Document excerpt »
Rust & Wasm: Build Your Own Breakout Game III
In this article, we will continue on our journey to build the popular breakout game from scratch using Rust & Wasm in a React application using the Bevy game engine.
We will build upon the previous articles available here:
Part I
Part II
Add bricks
When we left off last time, we didn’t have any bricks for a user to actually hit and score. Let’s do it:
Declare Brick component and some constants
#[derive(Component)]
struct Brick;
const BRICK_COLOR: Color = Color::rgb(0.5, 0.5, 1.0);
const BRICK_SIZE: Vec2 = Vec2::new(100., 30.);
const GAP_BETWEEN_PADDLE_AND_BRICKS: f32 = 270.0;
const GAP_BETWEEN_BRICKS: f32 = 5.0;
const GAP_BETWEEN_BRICKS_AND_CEILING: f32 = 20.0;
const GAP_BETWEEN_BRICKS_AND_SIDES: f32 = 20.0;
const TOP_WALL: f32 = 300.;Compute width and height of the bricks
fn setup(
mut commands: Commands,
mut meshes: ResMut<Assets<Mesh>>,
mut materials: ResMut<Assets<ColorMaterial>>,
asset_server: Res<AssetServer>,
) {
// ...
let total_width_of_bricks = (RIGHT_WALL - LEFT_WALL) - 2. * GAP_BETWEEN_BRICKS_AND_SIDES;
let bottom_edge_of_bricks = paddle_y + GAP_BETWEEN_PADDLE_AND_BRICKS;
let total_height_of_bricks = TOP_WALL - bottom_edge_of_bricks - GAP_BETWEEN_BRICKS_AND_CEILING;
}The function simply uses the constants to define the area within the game where bricks will be added.
Compute number of rows and columns
fn setup(
mut commands: Commands,
mut meshes: ResMut<Assets<Mesh>>,
mut materials: ResMut<Assets<ColorMaterial>>,
asset_server: Res<AssetServer>,
) {
// ...
let n_columns = (total_width_of_bricks / (BRICK_SIZE.x + GAP_BETWEEN_BRICKS)).floor() as usize;
let n_rows = (total_height_of_bricks / (BRICK_SIZE.y + GAP_BETWEEN_BRICKS)).floor() as usize;
}Compute the starting point
fn setup(
mut commands: Commands,
mut meshes: ResMut<Assets<Mesh>>,
mut materials: ResMut<Assets<ColorMaterial>>,
asset_server: Res<AssetServer>,
) {
// ...
let center_of_bricks = (LEFT_WALL + RIGHT_WALL) / 2.0;
let n_vertical_gaps = n_columns - 1;
let left_edge_of_bricks = center_of_bricks
- (n_columns as f32 / 2.0 * BRICK_SIZE.x)
- n_vertical_gaps as f32 / 2.0 * GAP_BETWEEN_BRICKS;
}Render the bricks
fn setup(
mut commands: Commands,
mut meshes: ResMut<Assets<Mesh>>,
mut materials: ResMut<Assets<ColorMaterial>>,
asset_server: Res<AssetServer>,
) {
// ...

Data excerpts »
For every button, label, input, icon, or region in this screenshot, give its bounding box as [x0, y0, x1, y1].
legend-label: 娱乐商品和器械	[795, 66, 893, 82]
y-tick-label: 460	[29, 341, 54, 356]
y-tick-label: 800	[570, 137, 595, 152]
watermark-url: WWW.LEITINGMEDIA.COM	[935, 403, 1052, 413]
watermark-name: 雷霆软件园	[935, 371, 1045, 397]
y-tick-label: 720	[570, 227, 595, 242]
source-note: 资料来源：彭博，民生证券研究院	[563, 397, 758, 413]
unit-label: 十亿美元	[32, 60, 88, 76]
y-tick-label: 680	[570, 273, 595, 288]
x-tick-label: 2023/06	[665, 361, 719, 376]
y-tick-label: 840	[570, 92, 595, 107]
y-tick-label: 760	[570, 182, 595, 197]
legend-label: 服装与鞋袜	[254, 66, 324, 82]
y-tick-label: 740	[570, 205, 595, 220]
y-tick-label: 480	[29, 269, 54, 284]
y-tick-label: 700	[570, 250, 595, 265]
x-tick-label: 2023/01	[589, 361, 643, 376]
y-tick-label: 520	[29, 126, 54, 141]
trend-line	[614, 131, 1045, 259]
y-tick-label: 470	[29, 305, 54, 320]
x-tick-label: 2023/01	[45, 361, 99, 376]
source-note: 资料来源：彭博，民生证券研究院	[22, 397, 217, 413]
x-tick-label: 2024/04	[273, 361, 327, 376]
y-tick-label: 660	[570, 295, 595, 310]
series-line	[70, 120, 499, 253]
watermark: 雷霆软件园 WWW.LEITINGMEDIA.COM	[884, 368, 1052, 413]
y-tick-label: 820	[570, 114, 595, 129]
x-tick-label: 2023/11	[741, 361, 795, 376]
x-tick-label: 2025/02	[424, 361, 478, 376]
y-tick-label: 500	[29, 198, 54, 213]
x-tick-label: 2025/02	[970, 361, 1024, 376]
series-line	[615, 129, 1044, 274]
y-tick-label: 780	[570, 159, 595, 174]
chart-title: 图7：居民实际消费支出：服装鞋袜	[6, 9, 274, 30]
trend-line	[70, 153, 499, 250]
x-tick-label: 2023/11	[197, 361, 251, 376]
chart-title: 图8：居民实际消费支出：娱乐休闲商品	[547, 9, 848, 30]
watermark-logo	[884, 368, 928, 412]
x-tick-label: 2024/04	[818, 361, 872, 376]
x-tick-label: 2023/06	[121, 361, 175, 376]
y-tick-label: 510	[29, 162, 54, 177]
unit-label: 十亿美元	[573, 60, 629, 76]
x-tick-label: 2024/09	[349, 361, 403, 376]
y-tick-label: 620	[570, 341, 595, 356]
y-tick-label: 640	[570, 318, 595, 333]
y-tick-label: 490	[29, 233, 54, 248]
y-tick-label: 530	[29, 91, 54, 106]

Required work »
(1) Decide whether each statement agrees with the Breakout tutorial. Answer yes or no, and quote the words of the tutorial that decide it.
(a) Each brick measures 100 by 30.
(b) The gap between neighboring bricks is 20.0.
(c) The game is built with the Bevy game engine.
(2) According to the Breakout tutorial, what does the function that computes brick width and height use the constants to define?
(3) Write the next part of the Breakout tutorial, picking up after its last line inside the "Render the bricks" step.

Responses for each task »
(1)
(a) Yes: "const BRICK_SIZE: Vec2 = Vec2::new(100., 30.);"
(b) No: "const GAP_BETWEEN_BRICKS: f32 = 5.0;"
(c) Yes: "using the Bevy game engine"

(2) The area within the game where bricks will be added.

(3)
let offset_x = left_edge_of_bricks + BRICK_SIZE.x / 2.;
let offset_y = bottom_edge_of_bricks + BRICK_SIZE.y / 2.;
for row in 0..n_rows {
for column in 0..n_columns {
let brick_position = Vec2::new(
offset_x + column as f32 * (BRICK_SIZE.x + GAP_BETWEEN_BRICKS),
offset_y + row as f32 * (BRICK_SIZE.y + GAP_BETWEEN_BRICKS),
);
commands.spawn((
SpriteBundle {
sprite: Sprite {
color: BRICK_COLOR,
..default()
},
transform: Transform {
translation: brick_position.extend(0.0),
scale: Vec3::new(BRICK_SIZE.x, BRICK_SIZE.y, 1.0),
..default()
},
..default()
},
Brick,
Collider,
));
}
}
}Note that the function simply adds the bundle at each row and column as computed above with the distance as GAP_BETWEEN_BRICKS .
Now, if you run the updated app and click on Run Bevy App, the bricks will be rendered on-screen and the ball will simply bounce up-and-down on colliding with the paddle and the bricks on the lower edge.
Hide the brick on collision
As you would expect from a breakout game, the collision should actually hide the brick involved. Let’s modify our check_for_collisions accordingly.
fn check_for_collisions(
+ mut commands: Commands,
mut ball_query: Query<(&mut Velocity, &Transform), With<Ball>>,
- collider_query: Query<(&Transform), With<Collider>>,
+ collider_query: Query<(Entity, &Transform, Option<&Brick>), With<Collider>>,
) {
let (mut ball_velocity, ball_transform) = ball_query.single_mut();
let ball_size = ball_transform.scale.truncate();
- for (transform) in &collider_query {
+ for (collider_entity, transform, maybe_brick) in &collider_query {
if let Some(collision) = collide(
ball_transform.translation,
ball_size,
transform.translation,
transform.scale.truncate(),
) {
+ if maybe_brick.is_some() {
+ commands.entity(collider_entity).despawn();
+ }
+
let mut reflect_x = false;
let mut reflect_y = false;
// ...
}
}
}Basically, we modified our collider_query to retrieve the entity and an optional to confirm if the entity is actually a brick. If that's the case, we simply despawn the entity.
Now, if you run the updated app and click on Run Bevy App, the bricks vanish as soon as they are hit by the ball. Let's also quickly change the initial ball direction to improve the game mechanics.
-const INITIAL_BALL_DIRECTION: Vec2 = Vec2::new(0.0, -0.5);
+const INITIAL_BALL_DIRECTION: Vec2 = Vec2::new(0.1, -0.5);Time to add a scorecard!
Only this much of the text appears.